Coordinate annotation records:
-- BEGIN --
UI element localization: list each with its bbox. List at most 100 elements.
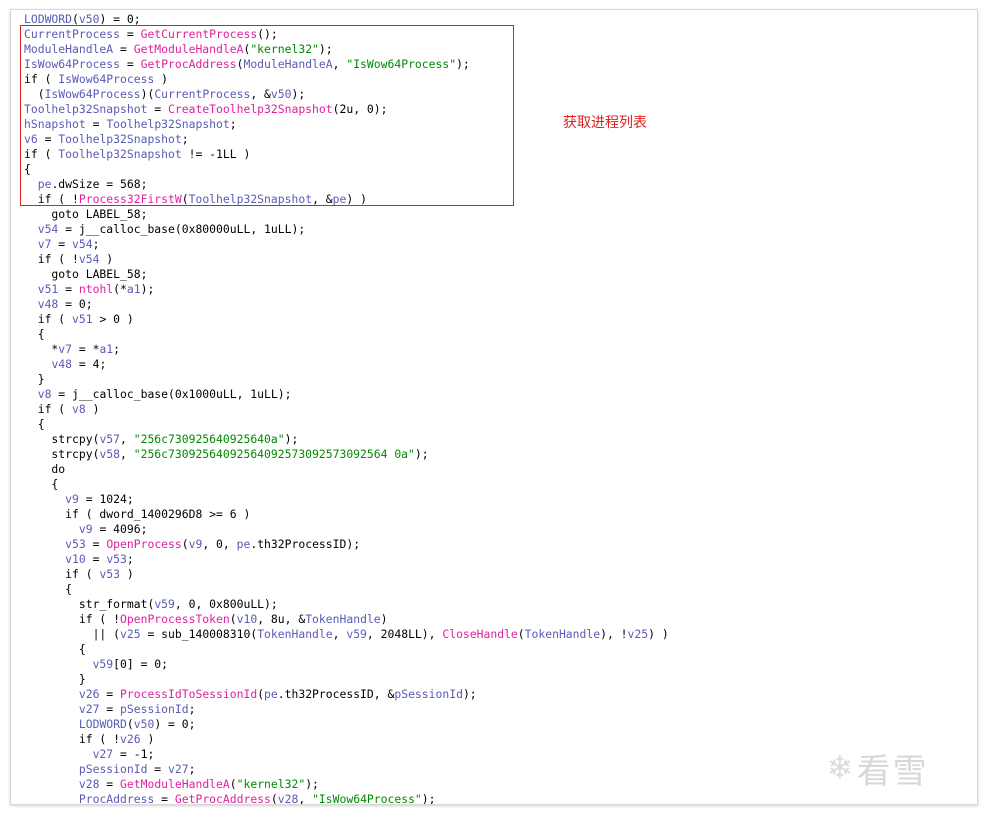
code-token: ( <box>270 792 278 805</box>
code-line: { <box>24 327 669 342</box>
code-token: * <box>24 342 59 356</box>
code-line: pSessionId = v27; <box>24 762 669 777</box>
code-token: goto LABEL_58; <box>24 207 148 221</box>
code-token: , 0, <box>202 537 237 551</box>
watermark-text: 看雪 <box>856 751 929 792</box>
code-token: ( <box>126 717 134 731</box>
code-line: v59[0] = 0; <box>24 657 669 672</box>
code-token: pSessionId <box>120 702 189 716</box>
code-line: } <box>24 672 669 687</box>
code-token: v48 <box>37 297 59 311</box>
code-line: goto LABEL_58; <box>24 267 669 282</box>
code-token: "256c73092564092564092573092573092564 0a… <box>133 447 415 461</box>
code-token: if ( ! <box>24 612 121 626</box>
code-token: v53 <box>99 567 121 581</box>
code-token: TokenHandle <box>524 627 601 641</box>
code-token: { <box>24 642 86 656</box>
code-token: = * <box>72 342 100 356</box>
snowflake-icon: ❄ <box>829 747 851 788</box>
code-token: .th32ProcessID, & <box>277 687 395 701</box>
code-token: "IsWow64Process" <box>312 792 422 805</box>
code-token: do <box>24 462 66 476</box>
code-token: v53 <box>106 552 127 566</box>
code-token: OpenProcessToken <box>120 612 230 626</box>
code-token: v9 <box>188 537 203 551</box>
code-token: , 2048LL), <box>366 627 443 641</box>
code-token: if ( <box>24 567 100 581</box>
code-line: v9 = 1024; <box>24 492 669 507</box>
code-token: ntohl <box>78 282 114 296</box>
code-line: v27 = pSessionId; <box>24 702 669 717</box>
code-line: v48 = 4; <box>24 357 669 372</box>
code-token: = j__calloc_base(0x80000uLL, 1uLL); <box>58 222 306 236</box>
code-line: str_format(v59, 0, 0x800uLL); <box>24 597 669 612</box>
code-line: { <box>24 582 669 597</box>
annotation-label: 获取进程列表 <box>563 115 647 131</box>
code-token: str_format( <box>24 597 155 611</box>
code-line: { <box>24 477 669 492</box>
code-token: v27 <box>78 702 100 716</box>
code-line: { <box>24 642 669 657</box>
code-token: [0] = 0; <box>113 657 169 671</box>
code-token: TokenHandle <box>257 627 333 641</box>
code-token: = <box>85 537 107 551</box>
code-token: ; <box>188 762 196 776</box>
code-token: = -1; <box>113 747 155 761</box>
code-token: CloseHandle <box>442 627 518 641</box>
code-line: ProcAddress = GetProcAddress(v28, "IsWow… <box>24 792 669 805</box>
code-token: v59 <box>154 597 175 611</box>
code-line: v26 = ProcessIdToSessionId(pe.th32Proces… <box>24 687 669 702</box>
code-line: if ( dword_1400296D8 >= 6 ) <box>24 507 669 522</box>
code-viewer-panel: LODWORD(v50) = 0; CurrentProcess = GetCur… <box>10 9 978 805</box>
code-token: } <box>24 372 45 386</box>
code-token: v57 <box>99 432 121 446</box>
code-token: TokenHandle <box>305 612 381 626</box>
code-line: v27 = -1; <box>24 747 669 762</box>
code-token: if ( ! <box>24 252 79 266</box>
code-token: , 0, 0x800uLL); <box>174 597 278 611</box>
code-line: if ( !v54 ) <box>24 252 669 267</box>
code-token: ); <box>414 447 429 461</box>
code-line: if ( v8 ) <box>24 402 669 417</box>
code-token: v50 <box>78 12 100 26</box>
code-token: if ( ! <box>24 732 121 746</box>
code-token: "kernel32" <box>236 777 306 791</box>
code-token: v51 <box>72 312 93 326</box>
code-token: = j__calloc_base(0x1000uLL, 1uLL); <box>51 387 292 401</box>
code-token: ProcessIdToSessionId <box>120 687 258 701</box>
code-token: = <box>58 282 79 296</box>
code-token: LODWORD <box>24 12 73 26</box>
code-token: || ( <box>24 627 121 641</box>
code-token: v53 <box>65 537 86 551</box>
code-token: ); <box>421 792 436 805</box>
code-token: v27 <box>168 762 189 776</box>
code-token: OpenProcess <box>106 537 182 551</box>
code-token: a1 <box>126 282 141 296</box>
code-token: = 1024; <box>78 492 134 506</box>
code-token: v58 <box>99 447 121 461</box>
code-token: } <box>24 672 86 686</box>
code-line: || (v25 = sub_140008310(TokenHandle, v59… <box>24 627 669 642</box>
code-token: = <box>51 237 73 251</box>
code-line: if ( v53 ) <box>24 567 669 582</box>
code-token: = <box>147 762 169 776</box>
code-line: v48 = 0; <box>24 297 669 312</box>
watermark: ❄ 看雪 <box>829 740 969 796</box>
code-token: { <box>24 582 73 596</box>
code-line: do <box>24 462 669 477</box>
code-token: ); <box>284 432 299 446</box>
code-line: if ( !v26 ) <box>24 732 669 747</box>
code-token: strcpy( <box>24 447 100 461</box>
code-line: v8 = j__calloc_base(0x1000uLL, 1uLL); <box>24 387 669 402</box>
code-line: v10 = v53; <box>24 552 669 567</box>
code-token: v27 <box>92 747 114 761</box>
-- END --
■ Work to be completed: Can you output every line of the material above word for word, leaving out the pictures?

■ Answer to the problem:
UI element localization: list each with its bbox. List at most 100 elements.
code-token: ( <box>270 792 278 805</box>
code-line: { <box>24 327 669 342</box>
code-token: * <box>24 342 59 356</box>
code-line: pSessionId = v27; <box>24 762 669 777</box>
code-token: goto LABEL_58; <box>24 207 148 221</box>
code-token: , 0, <box>202 537 237 551</box>
watermark-text: 看雪 <box>856 751 929 792</box>
code-token: ( <box>126 717 134 731</box>
code-line: v59[0] = 0; <box>24 657 669 672</box>
code-token: pSessionId <box>120 702 189 716</box>
code-line: } <box>24 672 669 687</box>
code-token: v48 <box>37 297 59 311</box>
code-line: goto LABEL_58; <box>24 267 669 282</box>
code-token: "256c73092564092564092573092573092564 0a… <box>133 447 415 461</box>
code-token: if ( ! <box>24 612 121 626</box>
code-token: v53 <box>99 567 121 581</box>
code-token: TokenHandle <box>524 627 601 641</box>
code-token: { <box>24 642 86 656</box>
code-token: = * <box>72 342 100 356</box>
snowflake-icon: ❄ <box>829 747 851 788</box>
code-token: .th32ProcessID, & <box>277 687 395 701</box>
code-token: "IsWow64Process" <box>312 792 422 805</box>
code-token: do <box>24 462 66 476</box>
code-token: v53 <box>106 552 127 566</box>
code-token: OpenProcessToken <box>120 612 230 626</box>
code-token: v9 <box>188 537 203 551</box>
code-token: , 2048LL), <box>366 627 443 641</box>
code-token: if ( <box>24 567 100 581</box>
code-line: v9 = 1024; <box>24 492 669 507</box>
code-token: ntohl <box>78 282 114 296</box>
code-line: v27 = pSessionId; <box>24 702 669 717</box>
code-line: v48 = 4; <box>24 357 669 372</box>
code-token: = j__calloc_base(0x80000uLL, 1uLL); <box>58 222 306 236</box>
code-line: str_format(v59, 0, 0x800uLL); <box>24 597 669 612</box>
code-line: { <box>24 582 669 597</box>
annotation-label: 获取进程列表 <box>563 115 647 131</box>
code-token: str_format( <box>24 597 155 611</box>
code-line: { <box>24 477 669 492</box>
code-token: v27 <box>78 702 100 716</box>
code-line: { <box>24 642 669 657</box>
code-token: [0] = 0; <box>113 657 169 671</box>
code-token: TokenHandle <box>257 627 333 641</box>
code-token: = <box>85 537 107 551</box>
code-token: ; <box>188 762 196 776</box>
code-token: = -1; <box>113 747 155 761</box>
code-token: CloseHandle <box>442 627 518 641</box>
code-line: ProcAddress = GetProcAddress(v28, "IsWow… <box>24 792 669 805</box>
code-token: v59 <box>154 597 175 611</box>
code-line: v26 = ProcessIdToSessionId(pe.th32Proces… <box>24 687 669 702</box>
code-line: if ( dword_1400296D8 >= 6 ) <box>24 507 669 522</box>
code-viewer-panel: LODWORD(v50) = 0; CurrentProcess = GetCur… <box>10 9 978 805</box>
code-token: } <box>24 372 45 386</box>
code-token: v57 <box>99 432 121 446</box>
code-token: TokenHandle <box>305 612 381 626</box>
code-line: v27 = -1; <box>24 747 669 762</box>
code-token: if ( ! <box>24 252 79 266</box>
code-token: , 0, 0x800uLL); <box>174 597 278 611</box>
code-line: if ( !v54 ) <box>24 252 669 267</box>
code-token: ); <box>414 447 429 461</box>
code-line: if ( v8 ) <box>24 402 669 417</box>
code-token: v50 <box>78 12 100 26</box>
code-token: if ( ! <box>24 732 121 746</box>
code-token: "kernel32" <box>236 777 306 791</box>
code-token: v51 <box>72 312 93 326</box>
code-token: = j__calloc_base(0x1000uLL, 1uLL); <box>51 387 292 401</box>
code-token: ProcessIdToSessionId <box>120 687 258 701</box>
code-token: = <box>58 282 79 296</box>
code-token: LODWORD <box>24 12 73 26</box>
code-token: || ( <box>24 627 121 641</box>
code-token: v53 <box>65 537 86 551</box>
code-token: ); <box>421 792 436 805</box>
code-token: v27 <box>168 762 189 776</box>
code-token: OpenProcess <box>106 537 182 551</box>
code-token: a1 <box>126 282 141 296</box>
code-token: = 1024; <box>78 492 134 506</box>
code-token: v58 <box>99 447 121 461</box>
code-token: } <box>24 672 86 686</box>
code-line: || (v25 = sub_140008310(TokenHandle, v59… <box>24 627 669 642</box>
code-token: = <box>51 237 73 251</box>
code-line: if ( v53 ) <box>24 567 669 582</box>
code-token: = <box>147 762 169 776</box>
code-line: v48 = 0; <box>24 297 669 312</box>
watermark: ❄ 看雪 <box>829 740 969 796</box>
code-token: { <box>24 582 73 596</box>
code-line: do <box>24 462 669 477</box>
code-token: ); <box>284 432 299 446</box>
code-line: if ( !v26 ) <box>24 732 669 747</box>
code-token: strcpy( <box>24 447 100 461</box>
code-line: v8 = j__calloc_base(0x1000uLL, 1uLL); <box>24 387 669 402</box>
code-line: v10 = v53; <box>24 552 669 567</box>
code-token: v27 <box>92 747 114 761</box>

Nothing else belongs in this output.